→ Task objective
Quote all entries in full, exactly.

→ Provided records
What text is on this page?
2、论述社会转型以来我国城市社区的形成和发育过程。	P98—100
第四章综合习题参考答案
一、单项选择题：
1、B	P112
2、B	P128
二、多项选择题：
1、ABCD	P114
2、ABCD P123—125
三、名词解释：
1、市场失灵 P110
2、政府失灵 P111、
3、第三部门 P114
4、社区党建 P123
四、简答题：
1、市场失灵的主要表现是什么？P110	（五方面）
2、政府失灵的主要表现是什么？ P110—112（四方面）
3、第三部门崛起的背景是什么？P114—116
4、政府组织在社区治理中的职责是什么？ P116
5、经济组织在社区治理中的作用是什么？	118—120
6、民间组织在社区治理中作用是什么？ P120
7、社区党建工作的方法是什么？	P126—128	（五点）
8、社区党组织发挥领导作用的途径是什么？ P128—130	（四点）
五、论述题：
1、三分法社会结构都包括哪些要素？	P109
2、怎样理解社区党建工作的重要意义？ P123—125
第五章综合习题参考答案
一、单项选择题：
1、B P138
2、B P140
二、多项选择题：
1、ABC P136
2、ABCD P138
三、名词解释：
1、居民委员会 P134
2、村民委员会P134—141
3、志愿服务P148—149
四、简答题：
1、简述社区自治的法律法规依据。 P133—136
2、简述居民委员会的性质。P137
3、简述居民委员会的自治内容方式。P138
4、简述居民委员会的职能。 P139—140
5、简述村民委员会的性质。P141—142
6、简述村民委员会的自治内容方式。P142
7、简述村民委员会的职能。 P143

→ Result below
What text is on this page?
2、论述社会转型以来我国城市社区的形成和发育过程。	P98—100
第四章综合习题参考答案
一、单项选择题：
1、B	P112
2、B	P128
二、多项选择题：
1、ABCD	P114
2、ABCD P123—125
三、名词解释：
1、市场失灵 P110
2、政府失灵 P111、
3、第三部门 P114
4、社区党建 P123
四、简答题：
1、市场失灵的主要表现是什么？P110	（五方面）
2、政府失灵的主要表现是什么？ P110—112（四方面）
3、第三部门崛起的背景是什么？P114—116
4、政府组织在社区治理中的职责是什么？ P116
5、经济组织在社区治理中的作用是什么？	118—120
6、民间组织在社区治理中作用是什么？ P120
7、社区党建工作的方法是什么？	P126—128	（五点）
8、社区党组织发挥领导作用的途径是什么？ P128—130	（四点）
五、论述题：
1、三分法社会结构都包括哪些要素？	P109
2、怎样理解社区党建工作的重要意义？ P123—125
第五章综合习题参考答案
一、单项选择题：
1、B P138
2、B P140
二、多项选择题：
1、ABC P136
2、ABCD P138
三、名词解释：
1、居民委员会 P134
2、村民委员会P134—141
3、志愿服务P148—149
四、简答题：
1、简述社区自治的法律法规依据。 P133—136
2、简述居民委员会的性质。P137
3、简述居民委员会的自治内容方式。P138
4、简述居民委员会的职能。 P139—140
5、简述村民委员会的性质。P141—142
6、简述村民委员会的自治内容方式。P142
7、简述村民委员会的职能。 P143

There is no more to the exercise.